Which lines below hold the word "this"? Copy all of them.

--- BEGIN DATA TO PROCESS ---

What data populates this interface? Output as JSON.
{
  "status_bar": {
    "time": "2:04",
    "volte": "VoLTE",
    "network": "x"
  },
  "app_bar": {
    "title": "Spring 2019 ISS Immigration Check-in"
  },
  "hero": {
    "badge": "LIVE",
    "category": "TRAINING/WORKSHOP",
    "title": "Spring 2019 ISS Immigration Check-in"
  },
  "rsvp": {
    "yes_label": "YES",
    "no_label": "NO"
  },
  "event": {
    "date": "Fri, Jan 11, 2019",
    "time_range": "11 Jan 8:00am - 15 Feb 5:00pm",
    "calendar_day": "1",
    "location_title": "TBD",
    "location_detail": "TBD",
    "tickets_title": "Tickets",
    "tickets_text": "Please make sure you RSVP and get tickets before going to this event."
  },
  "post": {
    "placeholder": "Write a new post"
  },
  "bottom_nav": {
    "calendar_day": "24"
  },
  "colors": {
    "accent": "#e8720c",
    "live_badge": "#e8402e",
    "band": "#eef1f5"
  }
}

--- END DATA TO PROCESS ---

→ **RESPONSE**
What data populates this interface? Output as JSON.
    "tickets_text": "Please make sure you RSVP and get tickets before going to this event."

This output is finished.